• [WHAT IS NEEDED]:
Give back the full listing verbatim, apart from its images.

• [DATASET RECORDS]:
:::::
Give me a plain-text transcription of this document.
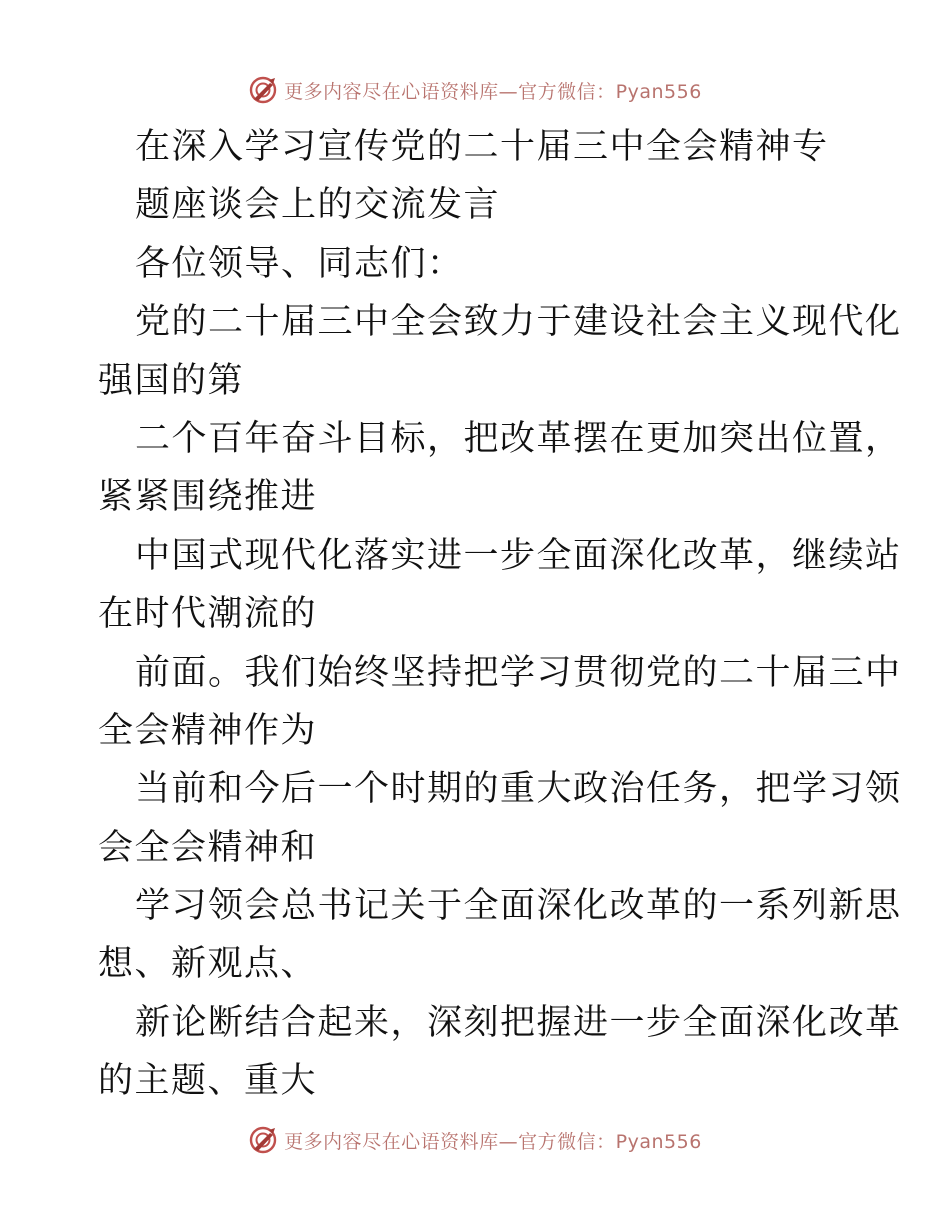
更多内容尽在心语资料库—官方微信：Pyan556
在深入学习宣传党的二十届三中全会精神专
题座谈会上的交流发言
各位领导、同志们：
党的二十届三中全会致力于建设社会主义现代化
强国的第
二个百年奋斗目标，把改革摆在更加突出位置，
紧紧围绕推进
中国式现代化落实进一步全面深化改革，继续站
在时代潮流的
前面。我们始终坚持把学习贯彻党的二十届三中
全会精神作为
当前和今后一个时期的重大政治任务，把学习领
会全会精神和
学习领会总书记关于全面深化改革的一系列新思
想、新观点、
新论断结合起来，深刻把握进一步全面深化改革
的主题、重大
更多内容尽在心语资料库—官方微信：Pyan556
:::::
• [OUTPUT FOR THIS TASK]:
Give me a plain-text transcription of this document.
更多内容尽在心语资料库—官方微信：Pyan556
在深入学习宣传党的二十届三中全会精神专
题座谈会上的交流发言
各位领导、同志们：
党的二十届三中全会致力于建设社会主义现代化
强国的第
二个百年奋斗目标，把改革摆在更加突出位置，
紧紧围绕推进
中国式现代化落实进一步全面深化改革，继续站
在时代潮流的
前面。我们始终坚持把学习贯彻党的二十届三中
全会精神作为
当前和今后一个时期的重大政治任务，把学习领
会全会精神和
学习领会总书记关于全面深化改革的一系列新思
想、新观点、
新论断结合起来，深刻把握进一步全面深化改革
的主题、重大
更多内容尽在心语资料库—官方微信：Pyan556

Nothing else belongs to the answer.